> _Work to do_:
Check every line of the entries that follow, and copy the ones containing "your".

↓↓↓

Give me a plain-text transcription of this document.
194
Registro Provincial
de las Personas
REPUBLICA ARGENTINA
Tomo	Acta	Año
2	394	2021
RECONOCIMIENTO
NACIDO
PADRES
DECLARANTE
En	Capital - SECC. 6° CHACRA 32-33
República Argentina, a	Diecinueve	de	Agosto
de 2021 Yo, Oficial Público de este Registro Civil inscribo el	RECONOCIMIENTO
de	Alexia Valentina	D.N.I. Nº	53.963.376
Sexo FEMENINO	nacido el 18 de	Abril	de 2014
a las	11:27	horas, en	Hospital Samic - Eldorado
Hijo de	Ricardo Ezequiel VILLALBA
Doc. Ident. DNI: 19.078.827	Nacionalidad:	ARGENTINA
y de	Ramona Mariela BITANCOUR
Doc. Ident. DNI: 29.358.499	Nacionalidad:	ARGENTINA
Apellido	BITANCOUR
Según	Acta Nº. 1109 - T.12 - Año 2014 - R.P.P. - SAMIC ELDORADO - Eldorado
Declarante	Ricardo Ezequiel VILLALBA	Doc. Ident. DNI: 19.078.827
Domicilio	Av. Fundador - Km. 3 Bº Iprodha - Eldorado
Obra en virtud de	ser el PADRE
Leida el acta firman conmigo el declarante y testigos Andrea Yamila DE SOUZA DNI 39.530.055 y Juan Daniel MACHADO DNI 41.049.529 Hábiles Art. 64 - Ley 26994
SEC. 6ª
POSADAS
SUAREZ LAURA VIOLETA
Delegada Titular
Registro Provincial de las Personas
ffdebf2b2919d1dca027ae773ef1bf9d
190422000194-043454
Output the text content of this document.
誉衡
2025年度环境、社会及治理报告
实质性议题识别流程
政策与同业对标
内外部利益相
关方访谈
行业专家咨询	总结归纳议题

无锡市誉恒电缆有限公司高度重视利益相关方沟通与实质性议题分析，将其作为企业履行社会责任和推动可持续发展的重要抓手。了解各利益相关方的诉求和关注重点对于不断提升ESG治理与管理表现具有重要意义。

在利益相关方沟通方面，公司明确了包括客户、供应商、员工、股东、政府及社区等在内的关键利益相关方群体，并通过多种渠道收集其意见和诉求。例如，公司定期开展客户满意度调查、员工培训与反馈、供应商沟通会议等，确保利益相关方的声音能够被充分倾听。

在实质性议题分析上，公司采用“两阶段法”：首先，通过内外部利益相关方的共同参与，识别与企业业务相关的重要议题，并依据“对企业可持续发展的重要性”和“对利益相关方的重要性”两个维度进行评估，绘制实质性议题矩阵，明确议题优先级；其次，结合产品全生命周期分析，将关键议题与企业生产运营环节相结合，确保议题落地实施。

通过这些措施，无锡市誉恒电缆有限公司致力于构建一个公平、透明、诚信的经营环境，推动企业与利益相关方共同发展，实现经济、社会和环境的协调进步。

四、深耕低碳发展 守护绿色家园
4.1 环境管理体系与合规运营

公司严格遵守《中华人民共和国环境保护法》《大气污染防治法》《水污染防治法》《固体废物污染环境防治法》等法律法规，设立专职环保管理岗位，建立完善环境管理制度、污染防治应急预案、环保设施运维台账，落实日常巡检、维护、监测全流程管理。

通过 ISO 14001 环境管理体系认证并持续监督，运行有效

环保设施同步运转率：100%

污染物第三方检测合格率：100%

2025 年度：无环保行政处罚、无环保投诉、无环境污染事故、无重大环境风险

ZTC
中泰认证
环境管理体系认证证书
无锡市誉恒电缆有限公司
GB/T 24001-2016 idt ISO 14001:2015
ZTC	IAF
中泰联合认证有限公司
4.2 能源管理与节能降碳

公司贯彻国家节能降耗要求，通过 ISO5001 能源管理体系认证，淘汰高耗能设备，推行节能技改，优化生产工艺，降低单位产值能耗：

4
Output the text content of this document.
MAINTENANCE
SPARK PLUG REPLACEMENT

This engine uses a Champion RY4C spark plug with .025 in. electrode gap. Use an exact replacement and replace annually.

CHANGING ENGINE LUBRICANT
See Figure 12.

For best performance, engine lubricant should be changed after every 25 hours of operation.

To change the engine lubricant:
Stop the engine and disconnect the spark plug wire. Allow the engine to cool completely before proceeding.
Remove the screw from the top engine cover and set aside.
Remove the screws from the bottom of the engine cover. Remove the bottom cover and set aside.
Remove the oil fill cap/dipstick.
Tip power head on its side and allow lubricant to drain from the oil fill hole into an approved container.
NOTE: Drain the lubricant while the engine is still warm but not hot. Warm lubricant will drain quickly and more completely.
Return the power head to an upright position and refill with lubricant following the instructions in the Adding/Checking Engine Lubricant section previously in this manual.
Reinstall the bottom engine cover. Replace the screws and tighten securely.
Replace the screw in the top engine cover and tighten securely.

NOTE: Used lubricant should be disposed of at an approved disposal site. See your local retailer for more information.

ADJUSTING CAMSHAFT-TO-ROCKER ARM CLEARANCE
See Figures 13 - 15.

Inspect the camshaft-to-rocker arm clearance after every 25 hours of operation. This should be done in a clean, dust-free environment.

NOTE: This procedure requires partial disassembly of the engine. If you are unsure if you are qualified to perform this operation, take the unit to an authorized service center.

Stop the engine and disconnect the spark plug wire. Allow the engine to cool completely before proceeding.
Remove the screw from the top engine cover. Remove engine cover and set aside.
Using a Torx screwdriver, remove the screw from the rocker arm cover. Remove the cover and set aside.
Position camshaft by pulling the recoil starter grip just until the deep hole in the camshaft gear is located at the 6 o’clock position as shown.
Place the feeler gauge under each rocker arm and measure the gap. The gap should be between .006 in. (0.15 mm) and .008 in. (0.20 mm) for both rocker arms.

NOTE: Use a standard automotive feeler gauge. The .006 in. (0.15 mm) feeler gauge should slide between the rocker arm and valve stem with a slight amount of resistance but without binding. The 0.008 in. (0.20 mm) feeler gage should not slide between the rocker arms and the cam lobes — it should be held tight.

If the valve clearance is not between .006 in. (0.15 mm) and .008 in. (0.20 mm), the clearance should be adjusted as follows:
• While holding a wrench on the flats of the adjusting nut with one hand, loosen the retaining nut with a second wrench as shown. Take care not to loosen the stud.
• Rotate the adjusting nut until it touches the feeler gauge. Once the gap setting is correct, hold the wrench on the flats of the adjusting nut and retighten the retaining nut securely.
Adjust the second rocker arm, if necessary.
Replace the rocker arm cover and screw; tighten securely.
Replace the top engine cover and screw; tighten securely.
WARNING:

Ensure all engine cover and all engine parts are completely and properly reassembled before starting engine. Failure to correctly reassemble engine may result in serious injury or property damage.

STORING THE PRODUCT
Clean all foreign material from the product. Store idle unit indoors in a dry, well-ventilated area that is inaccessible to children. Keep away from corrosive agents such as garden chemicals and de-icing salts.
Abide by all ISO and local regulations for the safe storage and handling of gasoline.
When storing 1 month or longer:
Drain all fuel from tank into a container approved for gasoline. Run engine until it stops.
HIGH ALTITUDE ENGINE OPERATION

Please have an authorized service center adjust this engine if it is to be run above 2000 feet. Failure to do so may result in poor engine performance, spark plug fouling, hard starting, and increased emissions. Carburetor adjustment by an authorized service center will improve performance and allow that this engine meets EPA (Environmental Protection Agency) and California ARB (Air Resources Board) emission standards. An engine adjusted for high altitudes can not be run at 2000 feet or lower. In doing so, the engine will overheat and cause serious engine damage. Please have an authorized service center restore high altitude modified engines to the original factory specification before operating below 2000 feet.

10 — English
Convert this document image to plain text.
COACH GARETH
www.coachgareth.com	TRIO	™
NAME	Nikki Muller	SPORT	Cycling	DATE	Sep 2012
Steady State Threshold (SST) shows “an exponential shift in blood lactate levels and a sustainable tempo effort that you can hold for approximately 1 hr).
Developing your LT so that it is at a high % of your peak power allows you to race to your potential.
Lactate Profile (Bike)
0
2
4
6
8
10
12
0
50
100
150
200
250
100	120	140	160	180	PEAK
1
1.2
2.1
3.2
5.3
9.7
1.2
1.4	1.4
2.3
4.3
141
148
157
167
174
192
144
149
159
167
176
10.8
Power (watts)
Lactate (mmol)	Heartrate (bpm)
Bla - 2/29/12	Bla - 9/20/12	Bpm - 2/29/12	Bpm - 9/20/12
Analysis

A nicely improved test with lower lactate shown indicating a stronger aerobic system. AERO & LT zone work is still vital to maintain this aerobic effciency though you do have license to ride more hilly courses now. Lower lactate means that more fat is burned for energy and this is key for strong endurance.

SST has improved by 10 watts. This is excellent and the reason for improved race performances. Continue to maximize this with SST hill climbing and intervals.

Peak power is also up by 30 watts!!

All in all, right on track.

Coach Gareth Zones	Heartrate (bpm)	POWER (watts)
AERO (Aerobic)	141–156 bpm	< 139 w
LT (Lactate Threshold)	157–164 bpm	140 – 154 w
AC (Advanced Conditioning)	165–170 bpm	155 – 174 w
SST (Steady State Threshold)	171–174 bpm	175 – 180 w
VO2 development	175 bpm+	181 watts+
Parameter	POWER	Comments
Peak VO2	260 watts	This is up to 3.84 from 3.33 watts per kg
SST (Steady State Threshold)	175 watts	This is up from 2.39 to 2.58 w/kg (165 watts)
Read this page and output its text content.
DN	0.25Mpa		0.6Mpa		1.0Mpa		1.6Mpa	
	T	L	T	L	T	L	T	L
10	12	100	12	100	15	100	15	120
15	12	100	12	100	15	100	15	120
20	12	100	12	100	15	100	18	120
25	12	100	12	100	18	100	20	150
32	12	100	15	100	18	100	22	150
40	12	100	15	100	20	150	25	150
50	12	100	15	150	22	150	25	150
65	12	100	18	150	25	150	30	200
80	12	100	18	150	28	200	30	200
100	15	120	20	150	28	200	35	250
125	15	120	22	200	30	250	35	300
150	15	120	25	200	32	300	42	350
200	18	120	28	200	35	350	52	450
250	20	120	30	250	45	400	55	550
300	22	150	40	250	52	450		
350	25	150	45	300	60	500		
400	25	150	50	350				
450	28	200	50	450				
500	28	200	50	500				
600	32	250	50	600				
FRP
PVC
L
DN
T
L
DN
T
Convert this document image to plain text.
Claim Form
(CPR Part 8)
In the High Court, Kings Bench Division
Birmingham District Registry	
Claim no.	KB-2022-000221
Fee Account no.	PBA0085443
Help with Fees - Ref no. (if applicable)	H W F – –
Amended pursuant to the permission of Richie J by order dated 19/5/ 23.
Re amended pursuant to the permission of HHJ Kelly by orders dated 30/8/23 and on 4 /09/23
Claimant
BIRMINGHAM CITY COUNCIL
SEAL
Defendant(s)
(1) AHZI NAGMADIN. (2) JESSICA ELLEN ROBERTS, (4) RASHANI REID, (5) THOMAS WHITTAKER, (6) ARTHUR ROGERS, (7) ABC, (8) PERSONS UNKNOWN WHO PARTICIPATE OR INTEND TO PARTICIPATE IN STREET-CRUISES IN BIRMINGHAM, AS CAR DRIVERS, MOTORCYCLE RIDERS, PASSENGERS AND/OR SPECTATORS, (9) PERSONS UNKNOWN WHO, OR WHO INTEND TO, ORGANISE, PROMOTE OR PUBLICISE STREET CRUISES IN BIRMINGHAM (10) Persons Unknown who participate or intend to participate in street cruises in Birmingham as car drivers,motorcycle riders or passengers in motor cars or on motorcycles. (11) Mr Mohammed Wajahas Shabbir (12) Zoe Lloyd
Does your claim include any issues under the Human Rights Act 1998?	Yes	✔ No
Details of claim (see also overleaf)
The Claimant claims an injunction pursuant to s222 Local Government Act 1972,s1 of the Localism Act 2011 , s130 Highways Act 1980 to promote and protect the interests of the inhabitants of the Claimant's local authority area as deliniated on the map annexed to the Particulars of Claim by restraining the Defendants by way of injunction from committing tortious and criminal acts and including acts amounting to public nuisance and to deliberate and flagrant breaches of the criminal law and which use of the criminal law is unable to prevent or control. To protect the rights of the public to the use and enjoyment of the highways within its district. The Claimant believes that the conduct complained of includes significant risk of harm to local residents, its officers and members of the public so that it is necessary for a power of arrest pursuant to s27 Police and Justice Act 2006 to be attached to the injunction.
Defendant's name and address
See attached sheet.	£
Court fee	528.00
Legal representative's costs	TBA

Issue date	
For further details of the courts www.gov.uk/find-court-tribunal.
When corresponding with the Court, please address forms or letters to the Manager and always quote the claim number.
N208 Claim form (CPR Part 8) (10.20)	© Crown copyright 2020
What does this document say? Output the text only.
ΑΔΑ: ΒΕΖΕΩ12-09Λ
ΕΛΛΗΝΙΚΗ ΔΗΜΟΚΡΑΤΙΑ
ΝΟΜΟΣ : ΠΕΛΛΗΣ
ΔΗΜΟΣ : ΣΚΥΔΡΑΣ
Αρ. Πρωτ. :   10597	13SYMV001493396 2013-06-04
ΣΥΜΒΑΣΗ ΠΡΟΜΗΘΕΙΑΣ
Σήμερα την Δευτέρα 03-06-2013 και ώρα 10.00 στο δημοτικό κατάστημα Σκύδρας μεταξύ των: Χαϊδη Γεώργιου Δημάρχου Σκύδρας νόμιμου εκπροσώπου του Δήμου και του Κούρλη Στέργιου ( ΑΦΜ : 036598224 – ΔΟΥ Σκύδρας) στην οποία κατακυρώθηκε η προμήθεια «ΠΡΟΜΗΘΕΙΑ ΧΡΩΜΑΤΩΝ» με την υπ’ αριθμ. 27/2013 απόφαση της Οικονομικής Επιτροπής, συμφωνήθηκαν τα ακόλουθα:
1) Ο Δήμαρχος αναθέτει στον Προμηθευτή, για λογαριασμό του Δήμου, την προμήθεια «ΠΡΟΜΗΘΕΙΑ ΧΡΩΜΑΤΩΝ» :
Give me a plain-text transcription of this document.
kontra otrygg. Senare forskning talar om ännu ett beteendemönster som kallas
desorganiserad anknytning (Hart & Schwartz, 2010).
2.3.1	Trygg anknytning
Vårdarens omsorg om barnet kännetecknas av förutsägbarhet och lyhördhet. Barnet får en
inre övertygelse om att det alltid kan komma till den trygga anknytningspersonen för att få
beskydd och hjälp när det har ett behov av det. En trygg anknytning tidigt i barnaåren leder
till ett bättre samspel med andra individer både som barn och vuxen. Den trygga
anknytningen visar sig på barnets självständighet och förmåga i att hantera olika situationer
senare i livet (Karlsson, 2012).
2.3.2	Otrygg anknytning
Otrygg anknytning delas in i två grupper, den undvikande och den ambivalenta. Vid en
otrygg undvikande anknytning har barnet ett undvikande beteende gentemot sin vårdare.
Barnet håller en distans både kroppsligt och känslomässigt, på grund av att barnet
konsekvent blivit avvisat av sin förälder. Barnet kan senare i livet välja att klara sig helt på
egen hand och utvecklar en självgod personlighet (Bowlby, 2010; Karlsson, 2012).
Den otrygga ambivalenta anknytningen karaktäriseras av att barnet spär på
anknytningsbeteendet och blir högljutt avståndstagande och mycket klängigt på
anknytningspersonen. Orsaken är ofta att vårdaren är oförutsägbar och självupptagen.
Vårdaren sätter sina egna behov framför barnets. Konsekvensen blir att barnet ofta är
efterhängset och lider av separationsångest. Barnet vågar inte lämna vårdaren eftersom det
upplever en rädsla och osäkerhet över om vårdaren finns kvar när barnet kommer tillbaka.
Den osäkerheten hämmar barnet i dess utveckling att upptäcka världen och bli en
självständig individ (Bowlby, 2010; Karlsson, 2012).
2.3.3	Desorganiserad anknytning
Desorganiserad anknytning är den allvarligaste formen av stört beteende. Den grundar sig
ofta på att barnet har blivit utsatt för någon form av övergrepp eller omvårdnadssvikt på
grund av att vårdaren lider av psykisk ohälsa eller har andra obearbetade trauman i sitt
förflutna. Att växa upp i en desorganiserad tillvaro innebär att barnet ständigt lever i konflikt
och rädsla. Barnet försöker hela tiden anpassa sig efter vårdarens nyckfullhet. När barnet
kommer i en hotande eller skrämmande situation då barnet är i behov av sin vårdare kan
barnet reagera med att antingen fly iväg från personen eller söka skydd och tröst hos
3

↑↑↑

> _Full answer_:
NOTE: Used lubricant should be disposed of at an approved disposal site. See your local retailer for more information.
Developing your LT so that it is at a high % of your peak power allows you to race to your potential.
Does your claim include any issues under the Human Rights Act 1998?	Yes	✔ No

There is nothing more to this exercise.